THE DATA:
======

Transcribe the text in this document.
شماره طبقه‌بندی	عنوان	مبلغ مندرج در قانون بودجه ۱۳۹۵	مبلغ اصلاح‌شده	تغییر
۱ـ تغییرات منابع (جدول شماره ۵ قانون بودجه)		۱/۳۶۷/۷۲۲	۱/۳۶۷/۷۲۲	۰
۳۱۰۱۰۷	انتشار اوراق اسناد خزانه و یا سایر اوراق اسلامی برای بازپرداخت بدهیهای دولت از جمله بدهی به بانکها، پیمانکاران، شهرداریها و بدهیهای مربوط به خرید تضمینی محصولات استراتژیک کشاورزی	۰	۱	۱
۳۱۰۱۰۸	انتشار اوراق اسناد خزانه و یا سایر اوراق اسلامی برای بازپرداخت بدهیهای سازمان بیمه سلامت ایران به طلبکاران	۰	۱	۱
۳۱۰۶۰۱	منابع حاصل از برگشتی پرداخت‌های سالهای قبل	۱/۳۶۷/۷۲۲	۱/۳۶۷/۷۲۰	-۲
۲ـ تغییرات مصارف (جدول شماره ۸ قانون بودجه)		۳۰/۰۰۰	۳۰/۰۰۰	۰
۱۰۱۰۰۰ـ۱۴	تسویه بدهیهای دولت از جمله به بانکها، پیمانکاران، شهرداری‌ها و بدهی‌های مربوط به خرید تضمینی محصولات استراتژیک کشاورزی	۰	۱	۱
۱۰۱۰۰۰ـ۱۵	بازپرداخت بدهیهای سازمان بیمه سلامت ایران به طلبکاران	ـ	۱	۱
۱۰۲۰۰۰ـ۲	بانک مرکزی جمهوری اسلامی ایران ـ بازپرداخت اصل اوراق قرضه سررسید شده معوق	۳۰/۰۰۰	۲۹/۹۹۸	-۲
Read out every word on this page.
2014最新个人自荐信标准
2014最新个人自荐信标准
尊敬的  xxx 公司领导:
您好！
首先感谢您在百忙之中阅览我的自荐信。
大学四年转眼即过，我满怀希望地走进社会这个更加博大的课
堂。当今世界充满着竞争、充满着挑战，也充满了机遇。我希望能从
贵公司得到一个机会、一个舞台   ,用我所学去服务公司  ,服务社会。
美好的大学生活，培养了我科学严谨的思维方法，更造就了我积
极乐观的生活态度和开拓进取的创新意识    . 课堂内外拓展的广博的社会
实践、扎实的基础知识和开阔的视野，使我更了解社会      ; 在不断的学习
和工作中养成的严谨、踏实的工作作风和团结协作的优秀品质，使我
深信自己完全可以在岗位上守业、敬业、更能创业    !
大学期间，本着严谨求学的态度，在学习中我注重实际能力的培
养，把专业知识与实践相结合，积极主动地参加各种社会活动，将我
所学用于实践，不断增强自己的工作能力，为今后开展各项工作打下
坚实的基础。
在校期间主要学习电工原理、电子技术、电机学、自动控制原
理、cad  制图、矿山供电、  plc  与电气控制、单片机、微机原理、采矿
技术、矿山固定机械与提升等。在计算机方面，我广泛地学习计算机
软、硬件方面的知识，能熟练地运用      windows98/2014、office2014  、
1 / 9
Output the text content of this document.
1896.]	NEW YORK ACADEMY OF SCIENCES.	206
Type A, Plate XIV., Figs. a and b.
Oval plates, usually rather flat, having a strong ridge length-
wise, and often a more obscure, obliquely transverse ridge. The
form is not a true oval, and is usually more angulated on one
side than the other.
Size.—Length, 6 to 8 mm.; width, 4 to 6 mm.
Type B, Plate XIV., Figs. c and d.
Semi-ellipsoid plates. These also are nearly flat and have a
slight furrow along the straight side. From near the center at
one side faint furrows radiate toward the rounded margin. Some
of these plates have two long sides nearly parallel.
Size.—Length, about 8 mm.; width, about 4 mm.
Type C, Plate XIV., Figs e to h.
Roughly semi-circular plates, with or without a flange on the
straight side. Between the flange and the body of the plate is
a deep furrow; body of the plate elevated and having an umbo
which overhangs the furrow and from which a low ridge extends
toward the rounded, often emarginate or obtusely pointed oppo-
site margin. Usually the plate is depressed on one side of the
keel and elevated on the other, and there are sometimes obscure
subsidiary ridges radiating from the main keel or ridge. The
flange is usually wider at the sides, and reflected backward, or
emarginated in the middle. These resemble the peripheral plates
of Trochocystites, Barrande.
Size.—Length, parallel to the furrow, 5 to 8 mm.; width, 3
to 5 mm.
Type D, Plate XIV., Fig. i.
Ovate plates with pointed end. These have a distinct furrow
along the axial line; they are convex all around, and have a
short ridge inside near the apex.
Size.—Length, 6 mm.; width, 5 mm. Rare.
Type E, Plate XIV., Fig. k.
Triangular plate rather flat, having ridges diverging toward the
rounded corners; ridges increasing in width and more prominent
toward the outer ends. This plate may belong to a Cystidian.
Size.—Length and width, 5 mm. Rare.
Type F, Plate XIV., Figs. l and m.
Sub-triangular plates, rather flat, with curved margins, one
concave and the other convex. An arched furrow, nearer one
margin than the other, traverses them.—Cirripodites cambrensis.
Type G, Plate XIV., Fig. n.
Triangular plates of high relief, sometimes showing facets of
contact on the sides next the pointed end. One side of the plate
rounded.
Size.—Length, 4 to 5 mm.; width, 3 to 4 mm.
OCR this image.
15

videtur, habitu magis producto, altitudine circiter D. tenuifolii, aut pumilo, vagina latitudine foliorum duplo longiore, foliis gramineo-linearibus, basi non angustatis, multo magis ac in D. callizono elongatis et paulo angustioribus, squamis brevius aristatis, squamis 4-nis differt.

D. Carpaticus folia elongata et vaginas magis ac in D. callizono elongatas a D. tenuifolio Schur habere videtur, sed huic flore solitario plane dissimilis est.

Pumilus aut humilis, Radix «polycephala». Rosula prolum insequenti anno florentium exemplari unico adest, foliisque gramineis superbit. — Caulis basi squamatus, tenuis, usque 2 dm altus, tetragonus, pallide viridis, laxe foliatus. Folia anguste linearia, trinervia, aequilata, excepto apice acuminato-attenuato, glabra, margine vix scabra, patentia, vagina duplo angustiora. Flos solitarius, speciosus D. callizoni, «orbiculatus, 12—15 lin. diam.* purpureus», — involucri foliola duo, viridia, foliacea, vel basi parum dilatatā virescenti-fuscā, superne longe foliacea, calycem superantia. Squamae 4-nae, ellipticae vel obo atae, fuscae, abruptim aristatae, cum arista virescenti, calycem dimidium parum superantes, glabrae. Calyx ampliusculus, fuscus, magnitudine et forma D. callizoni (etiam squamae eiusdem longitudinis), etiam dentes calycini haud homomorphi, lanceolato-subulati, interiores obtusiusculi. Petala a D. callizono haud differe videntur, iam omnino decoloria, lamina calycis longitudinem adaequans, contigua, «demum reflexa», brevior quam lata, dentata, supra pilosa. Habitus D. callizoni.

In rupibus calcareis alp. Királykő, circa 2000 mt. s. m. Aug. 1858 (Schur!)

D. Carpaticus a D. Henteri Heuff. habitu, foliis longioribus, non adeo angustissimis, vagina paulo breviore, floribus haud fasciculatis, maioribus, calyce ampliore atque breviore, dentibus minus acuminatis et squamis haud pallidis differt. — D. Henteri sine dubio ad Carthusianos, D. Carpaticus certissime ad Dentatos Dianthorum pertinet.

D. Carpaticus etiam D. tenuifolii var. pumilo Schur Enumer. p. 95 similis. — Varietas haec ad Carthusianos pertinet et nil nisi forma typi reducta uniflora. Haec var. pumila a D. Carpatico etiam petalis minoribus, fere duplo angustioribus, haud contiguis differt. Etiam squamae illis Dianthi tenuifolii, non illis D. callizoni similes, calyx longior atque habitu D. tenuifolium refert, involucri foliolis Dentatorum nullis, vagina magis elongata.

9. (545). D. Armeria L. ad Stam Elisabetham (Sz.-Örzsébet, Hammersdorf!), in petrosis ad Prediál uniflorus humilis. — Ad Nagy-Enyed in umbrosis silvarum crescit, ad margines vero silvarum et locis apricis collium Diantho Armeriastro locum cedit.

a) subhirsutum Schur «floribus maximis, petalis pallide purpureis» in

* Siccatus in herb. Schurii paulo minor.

======

WHAT NEEDS TO BE DONE: Copy each line from the data above that includes "بیمه".

WORKED ANSWER:
۳۱۰۱۰۸	انتشار اوراق اسناد خزانه و یا سایر اوراق اسلامی برای بازپرداخت بدهیهای سازمان بیمه سلامت ایران به طلبکاران	۰	۱	۱
۱۰۱۰۰۰ـ۱۵	بازپرداخت بدهیهای سازمان بیمه سلامت ایران به طلبکاران	ـ	۱	۱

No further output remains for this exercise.